(Source data)

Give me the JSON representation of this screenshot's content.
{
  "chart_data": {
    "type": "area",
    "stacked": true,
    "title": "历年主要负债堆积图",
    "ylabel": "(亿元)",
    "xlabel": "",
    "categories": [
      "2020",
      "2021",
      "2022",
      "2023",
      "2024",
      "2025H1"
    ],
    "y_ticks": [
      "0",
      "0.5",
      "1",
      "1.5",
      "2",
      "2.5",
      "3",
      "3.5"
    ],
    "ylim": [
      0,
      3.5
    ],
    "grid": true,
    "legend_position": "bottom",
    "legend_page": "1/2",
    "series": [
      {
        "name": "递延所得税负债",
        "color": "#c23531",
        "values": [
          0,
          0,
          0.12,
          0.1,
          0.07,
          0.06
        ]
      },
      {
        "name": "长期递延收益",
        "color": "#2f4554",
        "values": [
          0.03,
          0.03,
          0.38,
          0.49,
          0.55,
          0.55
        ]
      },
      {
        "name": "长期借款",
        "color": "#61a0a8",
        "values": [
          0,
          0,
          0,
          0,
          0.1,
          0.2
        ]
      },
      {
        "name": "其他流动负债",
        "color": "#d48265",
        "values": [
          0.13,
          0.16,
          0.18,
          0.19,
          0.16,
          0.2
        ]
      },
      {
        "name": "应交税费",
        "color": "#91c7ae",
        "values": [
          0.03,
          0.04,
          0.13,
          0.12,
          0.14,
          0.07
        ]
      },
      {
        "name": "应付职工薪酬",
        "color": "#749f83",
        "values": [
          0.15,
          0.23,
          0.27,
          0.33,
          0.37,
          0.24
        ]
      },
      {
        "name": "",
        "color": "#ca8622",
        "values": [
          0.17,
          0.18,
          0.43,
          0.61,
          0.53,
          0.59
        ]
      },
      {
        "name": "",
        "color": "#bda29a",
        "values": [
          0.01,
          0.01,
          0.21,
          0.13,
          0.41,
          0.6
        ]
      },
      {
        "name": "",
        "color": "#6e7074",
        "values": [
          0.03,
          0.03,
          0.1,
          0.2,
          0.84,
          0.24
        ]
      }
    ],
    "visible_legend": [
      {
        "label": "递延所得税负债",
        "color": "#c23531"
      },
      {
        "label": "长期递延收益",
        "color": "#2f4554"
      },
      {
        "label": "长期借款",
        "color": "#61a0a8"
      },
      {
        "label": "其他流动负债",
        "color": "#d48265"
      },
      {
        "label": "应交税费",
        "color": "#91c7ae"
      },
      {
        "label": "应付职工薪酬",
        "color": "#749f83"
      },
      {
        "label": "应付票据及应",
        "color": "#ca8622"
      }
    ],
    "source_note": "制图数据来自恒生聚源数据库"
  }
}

* **Task to complete**:
Produce an exact copy of the whole listing.

* **Written answer**:
Give me the JSON representation of this screenshot's content.
{
  "chart_data": {
    "type": "area",
    "stacked": true,
    "title": "历年主要负债堆积图",
    "ylabel": "(亿元)",
    "xlabel": "",
    "categories": [
      "2020",
      "2021",
      "2022",
      "2023",
      "2024",
      "2025H1"
    ],
    "y_ticks": [
      "0",
      "0.5",
      "1",
      "1.5",
      "2",
      "2.5",
      "3",
      "3.5"
    ],
    "ylim": [
      0,
      3.5
    ],
    "grid": true,
    "legend_position": "bottom",
    "legend_page": "1/2",
    "series": [
      {
        "name": "递延所得税负债",
        "color": "#c23531",
        "values": [
          0,
          0,
          0.12,
          0.1,
          0.07,
          0.06
        ]
      },
      {
        "name": "长期递延收益",
        "color": "#2f4554",
        "values": [
          0.03,
          0.03,
          0.38,
          0.49,
          0.55,
          0.55
        ]
      },
      {
        "name": "长期借款",
        "color": "#61a0a8",
        "values": [
          0,
          0,
          0,
          0,
          0.1,
          0.2
        ]
      },
      {
        "name": "其他流动负债",
        "color": "#d48265",
        "values": [
          0.13,
          0.16,
          0.18,
          0.19,
          0.16,
          0.2
        ]
      },
      {
        "name": "应交税费",
        "color": "#91c7ae",
        "values": [
          0.03,
          0.04,
          0.13,
          0.12,
          0.14,
          0.07
        ]
      },
      {
        "name": "应付职工薪酬",
        "color": "#749f83",
        "values": [
          0.15,
          0.23,
          0.27,
          0.33,
          0.37,
          0.24
        ]
      },
      {
        "name": "",
        "color": "#ca8622",
        "values": [
          0.17,
          0.18,
          0.43,
          0.61,
          0.53,
          0.59
        ]
      },
      {
        "name": "",
        "color": "#bda29a",
        "values": [
          0.01,
          0.01,
          0.21,
          0.13,
          0.41,
          0.6
        ]
      },
      {
        "name": "",
        "color": "#6e7074",
        "values": [
          0.03,
          0.03,
          0.1,
          0.2,
          0.84,
          0.24
        ]
      }
    ],
    "visible_legend": [
      {
        "label": "递延所得税负债",
        "color": "#c23531"
      },
      {
        "label": "长期递延收益",
        "color": "#2f4554"
      },
      {
        "label": "长期借款",
        "color": "#61a0a8"
      },
      {
        "label": "其他流动负债",
        "color": "#d48265"
      },
      {
        "label": "应交税费",
        "color": "#91c7ae"
      },
      {
        "label": "应付职工薪酬",
        "color": "#749f83"
      },
      {
        "label": "应付票据及应",
        "color": "#ca8622"
      }
    ],
    "source_note": "制图数据来自恒生聚源数据库"
  }
}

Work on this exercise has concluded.